◆ CONSIGNES:
1) D'après le passage sur la BAD, combien d'années se sont écoulées depuis la création de cette institution ?
2) Recopiez fidèlement le passage sur la BAD, de « Il faut d’ailleurs » à « sa mission ? ».
3) Poursuivez la rédaction du passage sur la BAD à la suite de sa dernière phrase.

◆ TEXTE FOURNI:

━━━━━━━━━━━━━━━━

Il faut d’ailleurs rappeler qu’au moment de la création de cet outil, il était question d’un ancrage dans une dynamique d’ensemble faisant fi des démarcations pour réaliser le projet de l’Afrique des possibles.

Nkrumah, dans sa thèse sur l’unité économique africaine, voyait en la BAD un instrument non seulement financier, mais aussi intellectuel, permettant de fédérer les forces vives du continent pour atteindre des objectifs de développement intégrés.

Aujourd’hui, 60 ans après la création de la BAD, n’est-il pas temps d’interroger la doctrine de développement qui guide cette institution ? La BAD a-t-elle réellement réussi à accomplir sa mission ?

Peut-être est-il temps d’élaborer une nouvelle feuille de route pour les 60 prochaines années, en faisant émerger une banque sous l’impulsion d’une doctrine économique continentale.

« Il y a 12 ans, lorsqu’il a lancé Hub Africa, on le surnommait « le Toubab francophone ». Aujourd’hui, il est pleinement perçu comme africain. Cette évolution montre qu’une légitimité interculturelle est essentielle pour réussir des projets d’envergure.

━━━━━━━━━━━━━━━━

◆ LIGNES DE DONNÉES:

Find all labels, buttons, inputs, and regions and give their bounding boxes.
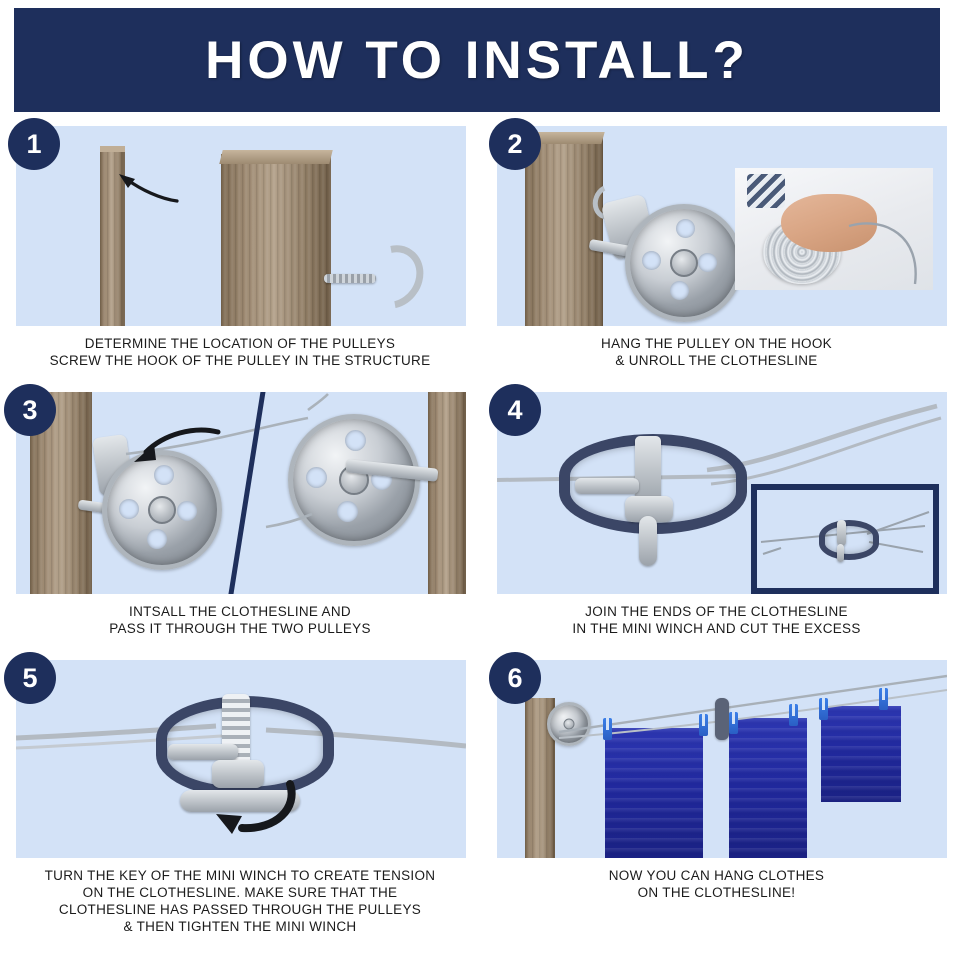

━━━━━━━━━━━━━━━━

◆ RÉPONSES PAR CONSIGNE:
1) 60 ans.

2)
Il faut d’ailleurs rappeler qu’au moment de la création de cet outil, il était question d’un ancrage dans une dynamique d’ensemble faisant fi des démarcations pour réaliser le projet de l’Afrique des possibles.

Nkrumah, dans sa thèse sur l’unité économique africaine, voyait en la BAD un instrument non seulement financier, mais aussi intellectuel, permettant de fédérer les forces vives du continent pour atteindre des objectifs de développement intégrés.

Aujourd’hui, 60 ans après la création de la BAD, n’est-il pas temps d’interroger la doctrine de développement qui guide cette institution ? La BAD a-t-elle réellement réussi à accomplir sa mission ?

3)
La BAD doit intégrer cette dimension dans sa gouvernance et ses programmes pour rapprocher les communautés et renforcer leur collaboration. Briser les préjugés linguistiques pour valoriser les talents africains.

Un autre obstacle à surmonter est la perception réductrice des talents basée sur la langue. Brisons cette contre-vérité : « Si l’on parle trois langues, on est trilingue ; deux langues, bilingue ; et une seule, soit anglophone, soit analphabète. »

Cette vision simpliste ne reflète pas la richesse des compétences sur le continent. Les francophones, tout comme les autres, possèdent des atouts intellectuels remarquables. Cette diversité linguistique et culturelle doit être vue comme une force, non comme une faiblesse, et devenir un élément clé du positionnement de la BAD », nous confie Zakaria Fahim, CEO de BDO.

Un nouveau président en 2025

En mai 2025, la Banque Africaine de Développement (BAD) aura un nouveau Président.

Aujourd’hui, le caractère hautement stratégique de la BAD suscite de nombreuses convoitises, chaque État membre cherchant à placer ses pions. L’élection qui approche voit donc émerger de nombreuses candidatures, poussées par des intérêts et des parcours variés.

Celui ou celle qui remplacera le Nigérian Akinwumi Adesina décidera ainsi de projets déterminants pour l’avenir de l’Afrique.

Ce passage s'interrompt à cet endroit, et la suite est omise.